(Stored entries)
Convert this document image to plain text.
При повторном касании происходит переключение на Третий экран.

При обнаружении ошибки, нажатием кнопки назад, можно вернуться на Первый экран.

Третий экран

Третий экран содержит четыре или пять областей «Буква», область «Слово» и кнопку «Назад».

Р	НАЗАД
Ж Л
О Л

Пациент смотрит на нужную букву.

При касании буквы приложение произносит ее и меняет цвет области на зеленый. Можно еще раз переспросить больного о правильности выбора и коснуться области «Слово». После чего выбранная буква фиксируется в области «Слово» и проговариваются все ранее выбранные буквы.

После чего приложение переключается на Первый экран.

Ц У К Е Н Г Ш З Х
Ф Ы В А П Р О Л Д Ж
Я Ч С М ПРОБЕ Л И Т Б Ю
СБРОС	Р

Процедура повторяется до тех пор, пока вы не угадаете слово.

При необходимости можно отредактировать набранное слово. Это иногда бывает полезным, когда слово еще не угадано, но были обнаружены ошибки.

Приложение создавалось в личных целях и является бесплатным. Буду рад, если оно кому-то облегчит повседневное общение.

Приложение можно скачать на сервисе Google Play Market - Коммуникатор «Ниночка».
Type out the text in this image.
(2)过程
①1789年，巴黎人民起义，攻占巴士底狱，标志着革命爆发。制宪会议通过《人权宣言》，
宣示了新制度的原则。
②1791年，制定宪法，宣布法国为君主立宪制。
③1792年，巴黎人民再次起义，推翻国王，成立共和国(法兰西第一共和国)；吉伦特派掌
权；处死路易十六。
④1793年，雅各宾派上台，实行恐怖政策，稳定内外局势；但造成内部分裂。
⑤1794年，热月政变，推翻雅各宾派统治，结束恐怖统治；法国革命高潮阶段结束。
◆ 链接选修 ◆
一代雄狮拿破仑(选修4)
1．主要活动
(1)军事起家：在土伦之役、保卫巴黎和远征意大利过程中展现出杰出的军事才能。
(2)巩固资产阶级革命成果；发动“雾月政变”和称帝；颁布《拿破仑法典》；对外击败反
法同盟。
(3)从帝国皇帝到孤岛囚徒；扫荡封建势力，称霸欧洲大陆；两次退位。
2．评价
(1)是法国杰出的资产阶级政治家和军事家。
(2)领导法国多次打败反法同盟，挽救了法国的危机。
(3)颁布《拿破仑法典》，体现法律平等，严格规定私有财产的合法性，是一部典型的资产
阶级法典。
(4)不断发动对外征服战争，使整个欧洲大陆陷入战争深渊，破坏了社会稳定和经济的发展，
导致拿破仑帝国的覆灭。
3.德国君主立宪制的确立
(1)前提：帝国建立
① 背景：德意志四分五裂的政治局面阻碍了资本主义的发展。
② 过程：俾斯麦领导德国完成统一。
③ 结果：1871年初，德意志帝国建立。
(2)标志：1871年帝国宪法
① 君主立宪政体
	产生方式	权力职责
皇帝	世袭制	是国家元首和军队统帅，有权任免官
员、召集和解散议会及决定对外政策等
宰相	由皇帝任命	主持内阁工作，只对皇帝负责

--- WHAT YOU SHOULD DO ---
Faithfully transcribe the whole of the data.

--- RESPONSE FOR THIS EXERCISE ---
Convert this document image to plain text.
При повторном касании происходит переключение на Третий экран.

При обнаружении ошибки, нажатием кнопки назад, можно вернуться на Первый экран.

Третий экран

Третий экран содержит четыре или пять областей «Буква», область «Слово» и кнопку «Назад».

Р	НАЗАД
Ж Л
О Л

Пациент смотрит на нужную букву.

При касании буквы приложение произносит ее и меняет цвет области на зеленый. Можно еще раз переспросить больного о правильности выбора и коснуться области «Слово». После чего выбранная буква фиксируется в области «Слово» и проговариваются все ранее выбранные буквы.

После чего приложение переключается на Первый экран.

Ц У К Е Н Г Ш З Х
Ф Ы В А П Р О Л Д Ж
Я Ч С М ПРОБЕ Л И Т Б Ю
СБРОС	Р

Процедура повторяется до тех пор, пока вы не угадаете слово.

При необходимости можно отредактировать набранное слово. Это иногда бывает полезным, когда слово еще не угадано, но были обнаружены ошибки.

Приложение создавалось в личных целях и является бесплатным. Буду рад, если оно кому-то облегчит повседневное общение.

Приложение можно скачать на сервисе Google Play Market - Коммуникатор «Ниночка».
Type out the text in this image.
(2)过程
①1789年，巴黎人民起义，攻占巴士底狱，标志着革命爆发。制宪会议通过《人权宣言》，
宣示了新制度的原则。
②1791年，制定宪法，宣布法国为君主立宪制。
③1792年，巴黎人民再次起义，推翻国王，成立共和国(法兰西第一共和国)；吉伦特派掌
权；处死路易十六。
④1793年，雅各宾派上台，实行恐怖政策，稳定内外局势；但造成内部分裂。
⑤1794年，热月政变，推翻雅各宾派统治，结束恐怖统治；法国革命高潮阶段结束。
◆ 链接选修 ◆
一代雄狮拿破仑(选修4)
1．主要活动
(1)军事起家：在土伦之役、保卫巴黎和远征意大利过程中展现出杰出的军事才能。
(2)巩固资产阶级革命成果；发动“雾月政变”和称帝；颁布《拿破仑法典》；对外击败反
法同盟。
(3)从帝国皇帝到孤岛囚徒；扫荡封建势力，称霸欧洲大陆；两次退位。
2．评价
(1)是法国杰出的资产阶级政治家和军事家。
(2)领导法国多次打败反法同盟，挽救了法国的危机。
(3)颁布《拿破仑法典》，体现法律平等，严格规定私有财产的合法性，是一部典型的资产
阶级法典。
(4)不断发动对外征服战争，使整个欧洲大陆陷入战争深渊，破坏了社会稳定和经济的发展，
导致拿破仑帝国的覆灭。
3.德国君主立宪制的确立
(1)前提：帝国建立
① 背景：德意志四分五裂的政治局面阻碍了资本主义的发展。
② 过程：俾斯麦领导德国完成统一。
③ 结果：1871年初，德意志帝国建立。
(2)标志：1871年帝国宪法
① 君主立宪政体
	产生方式	权力职责
皇帝	世袭制	是国家元首和军队统帅，有权任免官
员、召集和解散议会及决定对外政策等
宰相	由皇帝任命	主持内阁工作，只对皇帝负责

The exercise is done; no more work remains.